* [THE EXERCISE]: Copy out each line of the data that holds the word "icon".

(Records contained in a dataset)
— START —

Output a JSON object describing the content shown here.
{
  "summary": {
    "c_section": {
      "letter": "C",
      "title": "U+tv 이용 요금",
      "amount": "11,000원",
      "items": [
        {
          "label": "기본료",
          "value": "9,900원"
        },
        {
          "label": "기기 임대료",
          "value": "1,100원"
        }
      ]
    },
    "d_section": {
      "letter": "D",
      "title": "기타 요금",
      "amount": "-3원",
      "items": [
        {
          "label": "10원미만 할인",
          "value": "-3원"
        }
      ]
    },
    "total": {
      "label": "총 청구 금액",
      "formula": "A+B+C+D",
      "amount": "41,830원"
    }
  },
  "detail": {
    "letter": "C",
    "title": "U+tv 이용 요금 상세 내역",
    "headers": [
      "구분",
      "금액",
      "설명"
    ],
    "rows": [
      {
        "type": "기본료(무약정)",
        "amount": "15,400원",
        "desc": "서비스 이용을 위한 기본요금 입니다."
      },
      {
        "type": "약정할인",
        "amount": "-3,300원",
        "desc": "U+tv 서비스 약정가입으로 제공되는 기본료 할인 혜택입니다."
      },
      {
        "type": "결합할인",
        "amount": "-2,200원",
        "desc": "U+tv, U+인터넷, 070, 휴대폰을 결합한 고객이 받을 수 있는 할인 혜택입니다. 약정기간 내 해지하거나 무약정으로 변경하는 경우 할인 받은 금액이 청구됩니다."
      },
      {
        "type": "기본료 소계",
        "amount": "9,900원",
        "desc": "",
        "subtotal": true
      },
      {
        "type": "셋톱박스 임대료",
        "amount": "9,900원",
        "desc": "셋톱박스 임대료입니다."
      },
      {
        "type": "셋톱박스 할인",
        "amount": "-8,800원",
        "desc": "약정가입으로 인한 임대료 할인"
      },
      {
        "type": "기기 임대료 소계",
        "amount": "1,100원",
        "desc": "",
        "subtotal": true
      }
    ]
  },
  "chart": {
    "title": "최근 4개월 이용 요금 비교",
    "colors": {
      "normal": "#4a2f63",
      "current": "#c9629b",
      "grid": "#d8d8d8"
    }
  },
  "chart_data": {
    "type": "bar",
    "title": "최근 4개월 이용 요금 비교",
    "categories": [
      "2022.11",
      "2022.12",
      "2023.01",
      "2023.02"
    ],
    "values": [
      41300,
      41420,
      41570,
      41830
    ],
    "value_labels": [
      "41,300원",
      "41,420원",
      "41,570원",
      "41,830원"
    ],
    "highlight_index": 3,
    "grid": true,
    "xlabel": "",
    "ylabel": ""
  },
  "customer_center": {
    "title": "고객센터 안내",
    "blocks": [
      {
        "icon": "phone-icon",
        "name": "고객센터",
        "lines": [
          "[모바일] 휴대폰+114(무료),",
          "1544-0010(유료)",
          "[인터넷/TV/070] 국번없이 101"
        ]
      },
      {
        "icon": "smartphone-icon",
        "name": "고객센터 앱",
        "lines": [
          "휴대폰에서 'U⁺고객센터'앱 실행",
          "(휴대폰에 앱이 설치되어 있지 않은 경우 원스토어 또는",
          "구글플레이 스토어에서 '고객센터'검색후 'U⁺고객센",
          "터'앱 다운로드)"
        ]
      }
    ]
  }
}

— END —

* [ANSWER]:
        "icon": "phone-icon",
        "icon": "smartphone-icon",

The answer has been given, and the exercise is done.